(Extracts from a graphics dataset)

## begin

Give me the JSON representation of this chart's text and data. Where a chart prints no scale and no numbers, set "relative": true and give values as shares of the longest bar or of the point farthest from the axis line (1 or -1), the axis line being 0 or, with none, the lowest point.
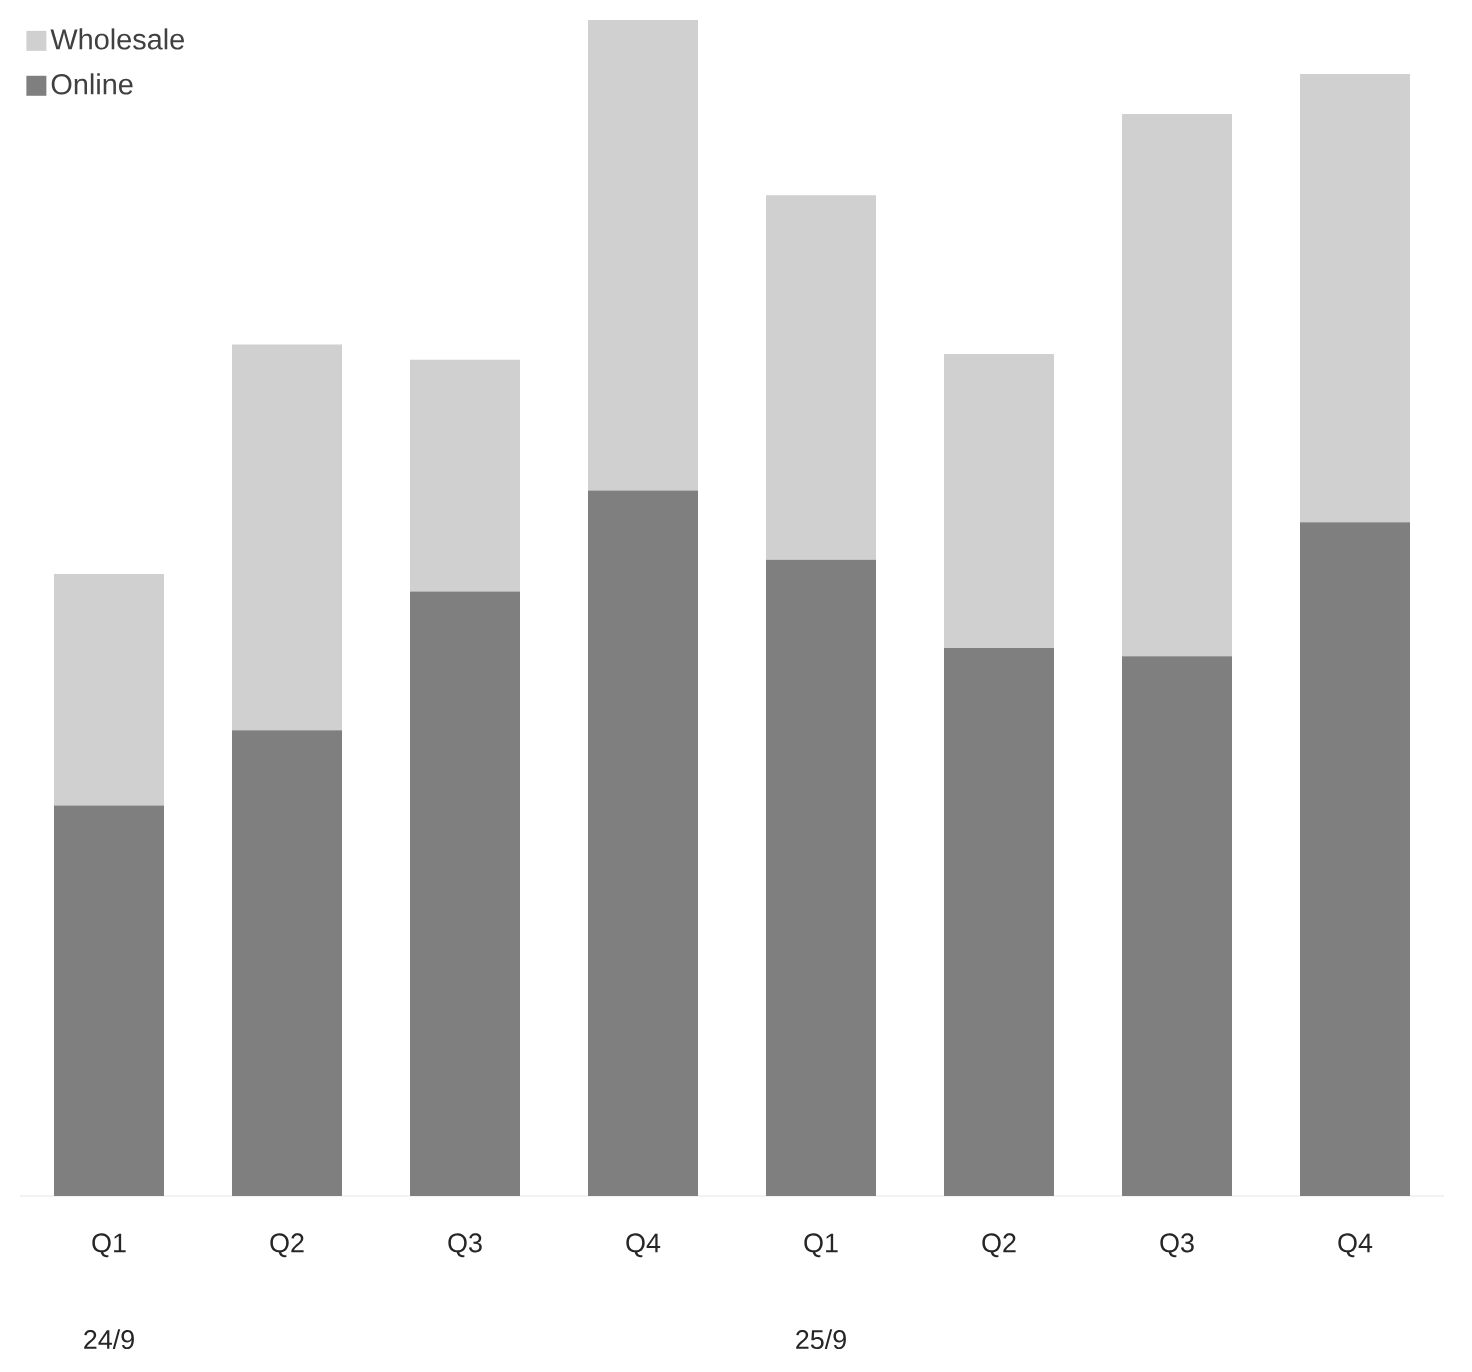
{
  "chart_data": {
    "type": "bar",
    "stacked": true,
    "relative": true,
    "legend": "top left",
    "categories": [
      "Q1",
      "Q2",
      "Q3",
      "Q4",
      "Q1",
      "Q2",
      "Q3",
      "Q4"
    ],
    "series": [
      {
        "name": "Online",
        "color": "#7f7f7f",
        "values": [
          0.332,
          0.396,
          0.514,
          0.6,
          0.541,
          0.466,
          0.459,
          0.573
        ]
      },
      {
        "name": "Wholesale",
        "color": "#d0d0d0",
        "values": [
          0.197,
          0.328,
          0.197,
          0.4,
          0.31,
          0.25,
          0.461,
          0.381
        ]
      }
    ],
    "annotations": [
      "24/9",
      "25/9"
    ]
  }
}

## end

-- WHAT TO WORK ON --
Every line of the material is to be quoted exactly, with no pictures carried over.

-- TASK RESULT --
Give me the JSON representation of this chart's text and data. Where a chart prints no scale and no numbers, set "relative": true and give values as shares of the longest bar or of the point farthest from the axis line (1 or -1), the axis line being 0 or, with none, the lowest point.
{
  "chart_data": {
    "type": "bar",
    "stacked": true,
    "relative": true,
    "legend": "top left",
    "categories": [
      "Q1",
      "Q2",
      "Q3",
      "Q4",
      "Q1",
      "Q2",
      "Q3",
      "Q4"
    ],
    "series": [
      {
        "name": "Online",
        "color": "#7f7f7f",
        "values": [
          0.332,
          0.396,
          0.514,
          0.6,
          0.541,
          0.466,
          0.459,
          0.573
        ]
      },
      {
        "name": "Wholesale",
        "color": "#d0d0d0",
        "values": [
          0.197,
          0.328,
          0.197,
          0.4,
          0.31,
          0.25,
          0.461,
          0.381
        ]
      }
    ],
    "annotations": [
      "24/9",
      "25/9"
    ]
  }
}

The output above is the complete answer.